**Exercise task**. Print out every record exactly as it appears.

**Material provided**.
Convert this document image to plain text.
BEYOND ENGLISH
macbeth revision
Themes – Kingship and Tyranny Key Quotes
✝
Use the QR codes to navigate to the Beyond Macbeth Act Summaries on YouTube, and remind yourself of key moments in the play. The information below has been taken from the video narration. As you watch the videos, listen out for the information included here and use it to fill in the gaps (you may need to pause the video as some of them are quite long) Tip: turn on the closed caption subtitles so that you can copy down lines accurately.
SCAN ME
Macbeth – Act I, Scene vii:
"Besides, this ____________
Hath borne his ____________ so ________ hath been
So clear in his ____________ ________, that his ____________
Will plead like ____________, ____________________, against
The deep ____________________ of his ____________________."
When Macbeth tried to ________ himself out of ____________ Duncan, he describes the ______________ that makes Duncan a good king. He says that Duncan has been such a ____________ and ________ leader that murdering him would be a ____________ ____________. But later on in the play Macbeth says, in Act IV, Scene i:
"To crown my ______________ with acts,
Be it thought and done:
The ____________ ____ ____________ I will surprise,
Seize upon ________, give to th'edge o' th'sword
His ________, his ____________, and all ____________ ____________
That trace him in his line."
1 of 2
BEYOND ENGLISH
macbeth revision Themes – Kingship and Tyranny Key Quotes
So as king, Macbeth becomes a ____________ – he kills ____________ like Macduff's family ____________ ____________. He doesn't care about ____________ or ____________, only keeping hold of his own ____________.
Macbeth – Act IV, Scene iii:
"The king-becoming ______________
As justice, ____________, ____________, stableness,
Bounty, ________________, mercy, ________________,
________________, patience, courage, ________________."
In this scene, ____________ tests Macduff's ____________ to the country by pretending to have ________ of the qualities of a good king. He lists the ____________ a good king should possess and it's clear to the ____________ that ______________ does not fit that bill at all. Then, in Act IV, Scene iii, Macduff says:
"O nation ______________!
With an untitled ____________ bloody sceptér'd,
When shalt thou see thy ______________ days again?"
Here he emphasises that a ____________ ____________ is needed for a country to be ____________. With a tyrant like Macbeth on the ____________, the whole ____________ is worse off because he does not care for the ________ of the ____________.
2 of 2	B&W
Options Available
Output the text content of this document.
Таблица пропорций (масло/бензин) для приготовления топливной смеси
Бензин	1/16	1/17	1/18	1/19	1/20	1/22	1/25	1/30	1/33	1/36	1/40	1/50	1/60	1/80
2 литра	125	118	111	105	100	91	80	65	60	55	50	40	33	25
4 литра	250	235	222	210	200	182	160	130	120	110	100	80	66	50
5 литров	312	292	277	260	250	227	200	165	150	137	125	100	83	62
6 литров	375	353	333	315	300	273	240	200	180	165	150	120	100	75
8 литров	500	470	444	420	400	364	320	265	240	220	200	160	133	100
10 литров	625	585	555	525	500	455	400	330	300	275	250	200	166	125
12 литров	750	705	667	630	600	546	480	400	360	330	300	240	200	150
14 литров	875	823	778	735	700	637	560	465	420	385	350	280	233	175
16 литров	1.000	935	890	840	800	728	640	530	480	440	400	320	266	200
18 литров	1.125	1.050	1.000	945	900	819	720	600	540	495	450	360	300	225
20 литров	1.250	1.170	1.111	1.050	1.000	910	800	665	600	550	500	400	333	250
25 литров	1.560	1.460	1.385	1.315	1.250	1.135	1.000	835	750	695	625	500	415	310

**Exercise response**.
Convert this document image to plain text.
BEYOND ENGLISH
macbeth revision
Themes – Kingship and Tyranny Key Quotes
✝
Use the QR codes to navigate to the Beyond Macbeth Act Summaries on YouTube, and remind yourself of key moments in the play. The information below has been taken from the video narration. As you watch the videos, listen out for the information included here and use it to fill in the gaps (you may need to pause the video as some of them are quite long) Tip: turn on the closed caption subtitles so that you can copy down lines accurately.
SCAN ME
Macbeth – Act I, Scene vii:
"Besides, this ____________
Hath borne his ____________ so ________ hath been
So clear in his ____________ ________, that his ____________
Will plead like ____________, ____________________, against
The deep ____________________ of his ____________________."
When Macbeth tried to ________ himself out of ____________ Duncan, he describes the ______________ that makes Duncan a good king. He says that Duncan has been such a ____________ and ________ leader that murdering him would be a ____________ ____________. But later on in the play Macbeth says, in Act IV, Scene i:
"To crown my ______________ with acts,
Be it thought and done:
The ____________ ____ ____________ I will surprise,
Seize upon ________, give to th'edge o' th'sword
His ________, his ____________, and all ____________ ____________
That trace him in his line."
1 of 2
BEYOND ENGLISH
macbeth revision Themes – Kingship and Tyranny Key Quotes
So as king, Macbeth becomes a ____________ – he kills ____________ like Macduff's family ____________ ____________. He doesn't care about ____________ or ____________, only keeping hold of his own ____________.
Macbeth – Act IV, Scene iii:
"The king-becoming ______________
As justice, ____________, ____________, stableness,
Bounty, ________________, mercy, ________________,
________________, patience, courage, ________________."
In this scene, ____________ tests Macduff's ____________ to the country by pretending to have ________ of the qualities of a good king. He lists the ____________ a good king should possess and it's clear to the ____________ that ______________ does not fit that bill at all. Then, in Act IV, Scene iii, Macduff says:
"O nation ______________!
With an untitled ____________ bloody sceptér'd,
When shalt thou see thy ______________ days again?"
Here he emphasises that a ____________ ____________ is needed for a country to be ____________. With a tyrant like Macbeth on the ____________, the whole ____________ is worse off because he does not care for the ________ of the ____________.
2 of 2	B&W
Options Available
Output the text content of this document.
Таблица пропорций (масло/бензин) для приготовления топливной смеси
Бензин	1/16	1/17	1/18	1/19	1/20	1/22	1/25	1/30	1/33	1/36	1/40	1/50	1/60	1/80
2 литра	125	118	111	105	100	91	80	65	60	55	50	40	33	25
4 литра	250	235	222	210	200	182	160	130	120	110	100	80	66	50
5 литров	312	292	277	260	250	227	200	165	150	137	125	100	83	62
6 литров	375	353	333	315	300	273	240	200	180	165	150	120	100	75
8 литров	500	470	444	420	400	364	320	265	240	220	200	160	133	100
10 литров	625	585	555	525	500	455	400	330	300	275	250	200	166	125
12 литров	750	705	667	630	600	546	480	400	360	330	300	240	200	150
14 литров	875	823	778	735	700	637	560	465	420	385	350	280	233	175
16 литров	1.000	935	890	840	800	728	640	530	480	440	400	320	266	200
18 литров	1.125	1.050	1.000	945	900	819	720	600	540	495	450	360	300	225
20 литров	1.250	1.170	1.111	1.050	1.000	910	800	665	600	550	500	400	333	250
25 литров	1.560	1.460	1.385	1.315	1.250	1.135	1.000	835	750	695	625	500	415	310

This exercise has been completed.